- Work instructions -
Work out how many lines of the data hold the string "удлинения", and reply with that number alone.

- Recorded data -

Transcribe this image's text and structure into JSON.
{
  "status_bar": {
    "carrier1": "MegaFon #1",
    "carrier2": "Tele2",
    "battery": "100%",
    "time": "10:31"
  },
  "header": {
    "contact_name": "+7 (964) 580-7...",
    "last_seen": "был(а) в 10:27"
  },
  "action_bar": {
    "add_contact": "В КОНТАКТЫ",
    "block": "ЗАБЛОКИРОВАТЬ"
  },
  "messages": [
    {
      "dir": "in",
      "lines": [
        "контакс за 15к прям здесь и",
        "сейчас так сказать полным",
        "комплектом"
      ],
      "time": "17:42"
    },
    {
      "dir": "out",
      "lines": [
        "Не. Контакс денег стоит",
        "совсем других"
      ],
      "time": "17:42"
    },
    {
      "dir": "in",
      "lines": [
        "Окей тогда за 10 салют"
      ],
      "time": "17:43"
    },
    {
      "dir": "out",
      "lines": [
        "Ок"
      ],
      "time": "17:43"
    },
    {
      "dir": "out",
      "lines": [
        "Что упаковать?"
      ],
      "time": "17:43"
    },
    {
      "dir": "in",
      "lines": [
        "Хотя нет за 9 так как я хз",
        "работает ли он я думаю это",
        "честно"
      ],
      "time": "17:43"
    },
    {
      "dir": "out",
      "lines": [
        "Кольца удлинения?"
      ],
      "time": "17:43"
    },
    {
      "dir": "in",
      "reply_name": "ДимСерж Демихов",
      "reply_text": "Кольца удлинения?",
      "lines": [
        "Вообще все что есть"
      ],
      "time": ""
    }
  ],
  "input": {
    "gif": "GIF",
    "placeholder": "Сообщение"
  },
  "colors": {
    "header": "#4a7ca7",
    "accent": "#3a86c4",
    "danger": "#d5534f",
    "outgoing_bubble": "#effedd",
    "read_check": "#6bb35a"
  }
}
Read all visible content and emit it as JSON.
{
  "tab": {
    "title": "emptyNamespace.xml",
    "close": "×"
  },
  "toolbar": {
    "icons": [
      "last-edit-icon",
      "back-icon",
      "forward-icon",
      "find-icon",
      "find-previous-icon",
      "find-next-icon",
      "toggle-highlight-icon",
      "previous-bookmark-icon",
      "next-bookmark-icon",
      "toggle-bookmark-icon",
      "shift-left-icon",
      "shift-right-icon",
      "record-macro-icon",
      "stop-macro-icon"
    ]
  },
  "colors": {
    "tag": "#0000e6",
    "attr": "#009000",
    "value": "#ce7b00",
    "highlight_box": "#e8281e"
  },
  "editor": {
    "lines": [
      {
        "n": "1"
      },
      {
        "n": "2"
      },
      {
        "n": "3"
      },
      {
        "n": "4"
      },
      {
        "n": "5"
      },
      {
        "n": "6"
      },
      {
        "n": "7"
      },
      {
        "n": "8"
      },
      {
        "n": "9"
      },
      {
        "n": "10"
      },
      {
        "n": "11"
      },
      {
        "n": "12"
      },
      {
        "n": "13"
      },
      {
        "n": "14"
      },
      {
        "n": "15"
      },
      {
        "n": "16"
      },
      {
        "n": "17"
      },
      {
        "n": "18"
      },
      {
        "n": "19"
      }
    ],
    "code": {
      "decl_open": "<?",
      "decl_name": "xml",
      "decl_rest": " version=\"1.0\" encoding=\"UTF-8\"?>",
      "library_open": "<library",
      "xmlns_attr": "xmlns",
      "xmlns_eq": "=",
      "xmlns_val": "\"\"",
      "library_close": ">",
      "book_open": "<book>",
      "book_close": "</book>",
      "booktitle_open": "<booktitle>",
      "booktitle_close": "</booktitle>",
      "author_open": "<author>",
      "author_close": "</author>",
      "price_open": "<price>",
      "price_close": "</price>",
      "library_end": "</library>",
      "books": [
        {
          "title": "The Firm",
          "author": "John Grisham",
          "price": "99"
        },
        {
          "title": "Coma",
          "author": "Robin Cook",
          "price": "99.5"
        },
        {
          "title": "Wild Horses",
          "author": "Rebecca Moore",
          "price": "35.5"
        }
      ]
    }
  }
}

- Answer -
2